Work to do: Copy the listing word for word, starting with its first line and ending after the line that contains "filler-weld-deposit-label: Weld metal".

====

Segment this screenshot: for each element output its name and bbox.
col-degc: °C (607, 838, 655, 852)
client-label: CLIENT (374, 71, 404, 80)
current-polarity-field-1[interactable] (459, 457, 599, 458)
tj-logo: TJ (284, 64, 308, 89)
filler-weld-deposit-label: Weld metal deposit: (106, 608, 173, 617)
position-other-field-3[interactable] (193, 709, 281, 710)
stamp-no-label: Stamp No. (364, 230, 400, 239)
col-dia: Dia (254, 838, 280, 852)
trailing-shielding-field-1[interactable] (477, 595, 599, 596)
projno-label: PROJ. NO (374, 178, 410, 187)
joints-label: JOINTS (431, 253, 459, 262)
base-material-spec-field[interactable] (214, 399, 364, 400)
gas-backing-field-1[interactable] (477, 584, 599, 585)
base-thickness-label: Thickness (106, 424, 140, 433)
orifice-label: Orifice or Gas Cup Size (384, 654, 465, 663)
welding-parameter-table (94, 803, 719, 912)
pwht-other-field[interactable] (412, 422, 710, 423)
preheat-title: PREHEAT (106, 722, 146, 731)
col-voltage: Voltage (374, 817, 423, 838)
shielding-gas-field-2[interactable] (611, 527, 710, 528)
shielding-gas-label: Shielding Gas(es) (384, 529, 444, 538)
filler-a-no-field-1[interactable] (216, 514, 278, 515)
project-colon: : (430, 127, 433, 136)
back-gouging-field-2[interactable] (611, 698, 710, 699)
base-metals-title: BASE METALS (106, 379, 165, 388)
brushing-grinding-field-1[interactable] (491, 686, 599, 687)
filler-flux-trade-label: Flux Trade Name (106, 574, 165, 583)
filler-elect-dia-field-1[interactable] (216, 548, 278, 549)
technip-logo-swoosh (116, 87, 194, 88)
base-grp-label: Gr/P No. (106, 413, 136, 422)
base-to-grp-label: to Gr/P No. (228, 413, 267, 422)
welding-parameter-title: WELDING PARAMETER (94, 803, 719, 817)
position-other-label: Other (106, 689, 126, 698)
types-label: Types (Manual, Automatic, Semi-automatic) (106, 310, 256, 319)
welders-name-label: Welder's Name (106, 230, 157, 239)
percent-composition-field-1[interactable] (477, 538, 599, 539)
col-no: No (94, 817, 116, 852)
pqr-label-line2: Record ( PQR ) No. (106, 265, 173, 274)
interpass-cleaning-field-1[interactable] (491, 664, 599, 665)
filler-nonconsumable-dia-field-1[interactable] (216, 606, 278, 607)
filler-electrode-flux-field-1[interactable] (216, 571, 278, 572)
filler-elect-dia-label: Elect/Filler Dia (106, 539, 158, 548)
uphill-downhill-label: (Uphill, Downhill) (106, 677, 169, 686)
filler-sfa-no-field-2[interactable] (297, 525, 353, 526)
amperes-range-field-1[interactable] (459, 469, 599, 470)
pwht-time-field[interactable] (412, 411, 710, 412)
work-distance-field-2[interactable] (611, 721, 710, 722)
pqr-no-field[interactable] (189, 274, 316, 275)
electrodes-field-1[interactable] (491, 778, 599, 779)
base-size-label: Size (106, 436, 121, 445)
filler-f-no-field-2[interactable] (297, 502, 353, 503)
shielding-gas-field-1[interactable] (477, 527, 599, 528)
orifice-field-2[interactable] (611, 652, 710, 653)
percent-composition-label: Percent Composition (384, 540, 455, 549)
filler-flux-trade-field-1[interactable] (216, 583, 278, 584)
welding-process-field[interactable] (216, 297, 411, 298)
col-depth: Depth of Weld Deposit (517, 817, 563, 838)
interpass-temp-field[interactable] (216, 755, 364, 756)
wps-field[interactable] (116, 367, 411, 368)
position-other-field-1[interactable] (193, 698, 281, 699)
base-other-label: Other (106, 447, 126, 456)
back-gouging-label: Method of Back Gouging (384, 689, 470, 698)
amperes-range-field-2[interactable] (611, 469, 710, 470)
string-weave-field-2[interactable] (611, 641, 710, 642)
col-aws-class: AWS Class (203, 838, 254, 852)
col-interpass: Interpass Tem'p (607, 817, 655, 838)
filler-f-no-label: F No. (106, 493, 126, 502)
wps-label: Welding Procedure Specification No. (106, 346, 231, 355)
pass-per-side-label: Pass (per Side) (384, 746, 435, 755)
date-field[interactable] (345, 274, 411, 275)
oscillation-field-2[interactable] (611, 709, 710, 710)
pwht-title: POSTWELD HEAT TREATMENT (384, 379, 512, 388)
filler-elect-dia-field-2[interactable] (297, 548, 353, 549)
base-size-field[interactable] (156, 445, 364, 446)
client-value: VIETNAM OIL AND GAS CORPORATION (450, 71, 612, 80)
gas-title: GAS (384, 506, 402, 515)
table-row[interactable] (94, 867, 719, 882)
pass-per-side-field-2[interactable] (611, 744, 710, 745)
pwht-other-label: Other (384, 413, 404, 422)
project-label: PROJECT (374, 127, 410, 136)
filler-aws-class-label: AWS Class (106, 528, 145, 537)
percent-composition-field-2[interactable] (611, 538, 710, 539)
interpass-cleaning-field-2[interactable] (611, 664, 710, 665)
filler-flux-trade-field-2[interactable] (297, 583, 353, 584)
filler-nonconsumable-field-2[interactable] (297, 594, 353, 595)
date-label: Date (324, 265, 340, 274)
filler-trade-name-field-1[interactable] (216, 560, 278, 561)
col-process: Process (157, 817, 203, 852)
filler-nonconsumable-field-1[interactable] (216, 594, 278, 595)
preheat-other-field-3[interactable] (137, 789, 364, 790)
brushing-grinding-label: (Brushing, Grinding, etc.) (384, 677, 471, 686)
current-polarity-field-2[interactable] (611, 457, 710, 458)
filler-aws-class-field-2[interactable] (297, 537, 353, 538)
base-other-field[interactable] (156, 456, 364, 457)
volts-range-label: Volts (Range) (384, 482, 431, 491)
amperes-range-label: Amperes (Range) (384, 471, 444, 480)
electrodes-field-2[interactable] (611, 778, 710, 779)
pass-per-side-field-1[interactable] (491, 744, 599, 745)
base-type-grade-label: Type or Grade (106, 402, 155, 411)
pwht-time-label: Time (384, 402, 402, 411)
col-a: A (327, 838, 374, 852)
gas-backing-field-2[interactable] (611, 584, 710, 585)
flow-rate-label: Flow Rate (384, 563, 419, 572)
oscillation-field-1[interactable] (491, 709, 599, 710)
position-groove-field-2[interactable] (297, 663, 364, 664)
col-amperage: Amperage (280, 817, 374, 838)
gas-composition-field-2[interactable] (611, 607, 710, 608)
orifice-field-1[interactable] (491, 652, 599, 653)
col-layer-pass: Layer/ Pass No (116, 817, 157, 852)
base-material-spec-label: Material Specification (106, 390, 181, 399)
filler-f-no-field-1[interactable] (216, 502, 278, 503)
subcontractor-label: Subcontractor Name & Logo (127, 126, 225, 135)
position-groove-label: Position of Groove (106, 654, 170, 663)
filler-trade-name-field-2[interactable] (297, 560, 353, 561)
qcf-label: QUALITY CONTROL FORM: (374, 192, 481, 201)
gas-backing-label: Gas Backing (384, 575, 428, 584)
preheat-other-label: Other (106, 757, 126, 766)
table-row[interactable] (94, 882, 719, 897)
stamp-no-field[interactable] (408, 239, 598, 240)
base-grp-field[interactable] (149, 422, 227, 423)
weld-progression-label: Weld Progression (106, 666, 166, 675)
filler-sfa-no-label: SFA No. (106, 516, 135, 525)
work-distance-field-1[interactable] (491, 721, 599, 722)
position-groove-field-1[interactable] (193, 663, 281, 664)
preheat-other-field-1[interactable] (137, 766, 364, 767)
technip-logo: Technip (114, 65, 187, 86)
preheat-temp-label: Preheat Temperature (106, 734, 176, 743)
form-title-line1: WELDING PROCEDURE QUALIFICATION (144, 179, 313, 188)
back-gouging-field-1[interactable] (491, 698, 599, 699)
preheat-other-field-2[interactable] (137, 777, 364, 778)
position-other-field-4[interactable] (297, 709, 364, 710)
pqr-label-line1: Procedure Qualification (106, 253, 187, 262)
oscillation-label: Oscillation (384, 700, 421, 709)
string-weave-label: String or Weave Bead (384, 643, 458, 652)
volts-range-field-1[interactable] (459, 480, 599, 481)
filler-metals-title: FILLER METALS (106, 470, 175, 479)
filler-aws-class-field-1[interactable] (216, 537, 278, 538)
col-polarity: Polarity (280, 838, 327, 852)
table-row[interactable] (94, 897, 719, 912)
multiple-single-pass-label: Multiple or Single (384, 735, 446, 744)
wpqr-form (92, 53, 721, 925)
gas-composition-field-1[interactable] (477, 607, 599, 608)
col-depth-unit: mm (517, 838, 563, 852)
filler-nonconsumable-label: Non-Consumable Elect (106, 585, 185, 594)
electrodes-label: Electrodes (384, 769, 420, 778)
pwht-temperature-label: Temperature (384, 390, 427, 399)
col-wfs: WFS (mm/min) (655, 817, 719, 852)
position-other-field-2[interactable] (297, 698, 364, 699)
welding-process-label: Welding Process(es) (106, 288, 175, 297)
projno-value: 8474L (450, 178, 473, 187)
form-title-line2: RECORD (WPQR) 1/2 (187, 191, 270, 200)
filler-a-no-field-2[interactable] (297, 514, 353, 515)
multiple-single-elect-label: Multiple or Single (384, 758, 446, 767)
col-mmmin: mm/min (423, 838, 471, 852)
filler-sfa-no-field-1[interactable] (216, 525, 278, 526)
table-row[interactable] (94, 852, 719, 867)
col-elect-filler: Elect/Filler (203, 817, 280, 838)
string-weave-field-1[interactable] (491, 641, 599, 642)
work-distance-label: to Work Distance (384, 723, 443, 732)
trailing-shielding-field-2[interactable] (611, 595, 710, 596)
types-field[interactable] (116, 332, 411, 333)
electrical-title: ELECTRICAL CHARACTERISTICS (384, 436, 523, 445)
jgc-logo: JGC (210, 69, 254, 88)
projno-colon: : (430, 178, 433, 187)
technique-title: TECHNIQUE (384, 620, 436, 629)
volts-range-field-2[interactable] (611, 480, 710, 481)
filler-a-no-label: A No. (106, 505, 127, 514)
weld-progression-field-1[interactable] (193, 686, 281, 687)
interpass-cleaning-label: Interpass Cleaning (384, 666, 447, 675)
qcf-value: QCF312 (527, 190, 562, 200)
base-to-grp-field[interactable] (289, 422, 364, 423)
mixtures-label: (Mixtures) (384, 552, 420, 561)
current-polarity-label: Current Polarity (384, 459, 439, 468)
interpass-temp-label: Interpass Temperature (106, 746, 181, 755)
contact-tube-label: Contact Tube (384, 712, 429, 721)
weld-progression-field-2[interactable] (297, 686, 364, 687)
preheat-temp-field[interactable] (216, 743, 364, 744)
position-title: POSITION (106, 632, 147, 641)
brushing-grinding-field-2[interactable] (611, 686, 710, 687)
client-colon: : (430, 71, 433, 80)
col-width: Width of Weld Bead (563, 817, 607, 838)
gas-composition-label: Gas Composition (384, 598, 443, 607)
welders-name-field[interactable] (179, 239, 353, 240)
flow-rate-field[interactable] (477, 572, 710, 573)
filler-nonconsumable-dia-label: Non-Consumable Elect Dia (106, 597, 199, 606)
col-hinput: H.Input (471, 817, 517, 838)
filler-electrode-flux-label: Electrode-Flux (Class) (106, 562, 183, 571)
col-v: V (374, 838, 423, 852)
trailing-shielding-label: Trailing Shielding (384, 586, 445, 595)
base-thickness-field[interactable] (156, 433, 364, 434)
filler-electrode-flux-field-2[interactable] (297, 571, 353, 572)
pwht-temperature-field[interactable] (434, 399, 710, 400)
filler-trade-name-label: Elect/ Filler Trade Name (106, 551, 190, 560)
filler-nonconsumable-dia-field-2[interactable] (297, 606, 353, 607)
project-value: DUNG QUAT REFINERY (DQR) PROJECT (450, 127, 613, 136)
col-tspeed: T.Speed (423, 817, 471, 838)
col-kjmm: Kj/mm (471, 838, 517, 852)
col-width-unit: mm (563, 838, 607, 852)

====

Written answer:
Segment this screenshot: for each element output its name and bbox.
col-degc: °C (607, 838, 655, 852)
client-label: CLIENT (374, 71, 404, 80)
current-polarity-field-1[interactable] (459, 457, 599, 458)
tj-logo: TJ (284, 64, 308, 89)
filler-weld-deposit-label: Weld metal deposit: (106, 608, 173, 617)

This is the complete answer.